> [AIM]: Each line of the material must be returned exactly.

> [RECORD LIST]:

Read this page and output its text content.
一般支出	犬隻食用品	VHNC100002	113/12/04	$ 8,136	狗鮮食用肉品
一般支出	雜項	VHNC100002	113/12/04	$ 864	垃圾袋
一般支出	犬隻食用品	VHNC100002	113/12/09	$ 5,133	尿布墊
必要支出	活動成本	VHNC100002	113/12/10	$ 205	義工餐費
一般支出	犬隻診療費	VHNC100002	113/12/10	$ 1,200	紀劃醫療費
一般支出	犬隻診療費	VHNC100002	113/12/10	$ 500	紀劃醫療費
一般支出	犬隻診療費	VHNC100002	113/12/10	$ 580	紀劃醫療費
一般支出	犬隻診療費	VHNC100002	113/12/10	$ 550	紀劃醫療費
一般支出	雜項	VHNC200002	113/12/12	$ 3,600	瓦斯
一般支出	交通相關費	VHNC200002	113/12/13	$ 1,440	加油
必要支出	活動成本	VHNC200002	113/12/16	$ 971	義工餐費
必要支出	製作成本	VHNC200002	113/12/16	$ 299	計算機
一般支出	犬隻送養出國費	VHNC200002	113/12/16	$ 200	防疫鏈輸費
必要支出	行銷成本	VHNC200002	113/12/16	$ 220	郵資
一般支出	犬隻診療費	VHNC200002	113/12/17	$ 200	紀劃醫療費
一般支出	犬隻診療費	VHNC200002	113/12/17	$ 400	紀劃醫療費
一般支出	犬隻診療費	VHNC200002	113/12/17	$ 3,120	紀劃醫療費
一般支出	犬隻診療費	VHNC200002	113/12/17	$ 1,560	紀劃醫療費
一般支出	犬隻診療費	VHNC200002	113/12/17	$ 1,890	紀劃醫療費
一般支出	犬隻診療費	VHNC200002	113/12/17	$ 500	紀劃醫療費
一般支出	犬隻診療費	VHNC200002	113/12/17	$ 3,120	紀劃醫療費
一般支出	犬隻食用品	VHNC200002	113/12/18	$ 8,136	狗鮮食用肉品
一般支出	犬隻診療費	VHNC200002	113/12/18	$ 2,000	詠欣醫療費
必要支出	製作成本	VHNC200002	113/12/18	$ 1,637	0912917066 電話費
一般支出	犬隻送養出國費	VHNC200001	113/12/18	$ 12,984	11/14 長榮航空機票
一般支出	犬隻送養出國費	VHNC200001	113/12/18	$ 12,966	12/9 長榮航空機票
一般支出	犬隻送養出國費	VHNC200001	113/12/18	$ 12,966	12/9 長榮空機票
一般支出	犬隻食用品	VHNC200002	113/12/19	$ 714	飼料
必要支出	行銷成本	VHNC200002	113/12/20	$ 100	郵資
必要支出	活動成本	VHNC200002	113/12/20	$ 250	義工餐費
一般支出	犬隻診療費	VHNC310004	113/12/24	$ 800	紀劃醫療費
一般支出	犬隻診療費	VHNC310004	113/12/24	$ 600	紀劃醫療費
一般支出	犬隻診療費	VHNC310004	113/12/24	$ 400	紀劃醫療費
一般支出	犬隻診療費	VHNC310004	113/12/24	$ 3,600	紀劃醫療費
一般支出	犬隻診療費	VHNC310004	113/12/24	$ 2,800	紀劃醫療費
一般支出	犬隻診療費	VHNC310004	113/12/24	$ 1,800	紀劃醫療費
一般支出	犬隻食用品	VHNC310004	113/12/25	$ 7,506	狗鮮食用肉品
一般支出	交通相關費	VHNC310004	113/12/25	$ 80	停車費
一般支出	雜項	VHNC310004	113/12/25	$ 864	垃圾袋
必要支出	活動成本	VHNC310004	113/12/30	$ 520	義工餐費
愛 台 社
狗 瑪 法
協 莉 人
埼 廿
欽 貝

> [SOLUTION TO THIS EXERCISE]:
Read this page and output its text content.
一般支出	犬隻食用品	VHNC100002	113/12/04	$ 8,136	狗鮮食用肉品
一般支出	雜項	VHNC100002	113/12/04	$ 864	垃圾袋
一般支出	犬隻食用品	VHNC100002	113/12/09	$ 5,133	尿布墊
必要支出	活動成本	VHNC100002	113/12/10	$ 205	義工餐費
一般支出	犬隻診療費	VHNC100002	113/12/10	$ 1,200	紀劃醫療費
一般支出	犬隻診療費	VHNC100002	113/12/10	$ 500	紀劃醫療費
一般支出	犬隻診療費	VHNC100002	113/12/10	$ 580	紀劃醫療費
一般支出	犬隻診療費	VHNC100002	113/12/10	$ 550	紀劃醫療費
一般支出	雜項	VHNC200002	113/12/12	$ 3,600	瓦斯
一般支出	交通相關費	VHNC200002	113/12/13	$ 1,440	加油
必要支出	活動成本	VHNC200002	113/12/16	$ 971	義工餐費
必要支出	製作成本	VHNC200002	113/12/16	$ 299	計算機
一般支出	犬隻送養出國費	VHNC200002	113/12/16	$ 200	防疫鏈輸費
必要支出	行銷成本	VHNC200002	113/12/16	$ 220	郵資
一般支出	犬隻診療費	VHNC200002	113/12/17	$ 200	紀劃醫療費
一般支出	犬隻診療費	VHNC200002	113/12/17	$ 400	紀劃醫療費
一般支出	犬隻診療費	VHNC200002	113/12/17	$ 3,120	紀劃醫療費
一般支出	犬隻診療費	VHNC200002	113/12/17	$ 1,560	紀劃醫療費
一般支出	犬隻診療費	VHNC200002	113/12/17	$ 1,890	紀劃醫療費
一般支出	犬隻診療費	VHNC200002	113/12/17	$ 500	紀劃醫療費
一般支出	犬隻診療費	VHNC200002	113/12/17	$ 3,120	紀劃醫療費
一般支出	犬隻食用品	VHNC200002	113/12/18	$ 8,136	狗鮮食用肉品
一般支出	犬隻診療費	VHNC200002	113/12/18	$ 2,000	詠欣醫療費
必要支出	製作成本	VHNC200002	113/12/18	$ 1,637	0912917066 電話費
一般支出	犬隻送養出國費	VHNC200001	113/12/18	$ 12,984	11/14 長榮航空機票
一般支出	犬隻送養出國費	VHNC200001	113/12/18	$ 12,966	12/9 長榮航空機票
一般支出	犬隻送養出國費	VHNC200001	113/12/18	$ 12,966	12/9 長榮空機票
一般支出	犬隻食用品	VHNC200002	113/12/19	$ 714	飼料
必要支出	行銷成本	VHNC200002	113/12/20	$ 100	郵資
必要支出	活動成本	VHNC200002	113/12/20	$ 250	義工餐費
一般支出	犬隻診療費	VHNC310004	113/12/24	$ 800	紀劃醫療費
一般支出	犬隻診療費	VHNC310004	113/12/24	$ 600	紀劃醫療費
一般支出	犬隻診療費	VHNC310004	113/12/24	$ 400	紀劃醫療費
一般支出	犬隻診療費	VHNC310004	113/12/24	$ 3,600	紀劃醫療費
一般支出	犬隻診療費	VHNC310004	113/12/24	$ 2,800	紀劃醫療費
一般支出	犬隻診療費	VHNC310004	113/12/24	$ 1,800	紀劃醫療費
一般支出	犬隻食用品	VHNC310004	113/12/25	$ 7,506	狗鮮食用肉品
一般支出	交通相關費	VHNC310004	113/12/25	$ 80	停車費
一般支出	雜項	VHNC310004	113/12/25	$ 864	垃圾袋
必要支出	活動成本	VHNC310004	113/12/30	$ 520	義工餐費
愛 台 社
狗 瑪 法
協 莉 人
埼 廿
欽 貝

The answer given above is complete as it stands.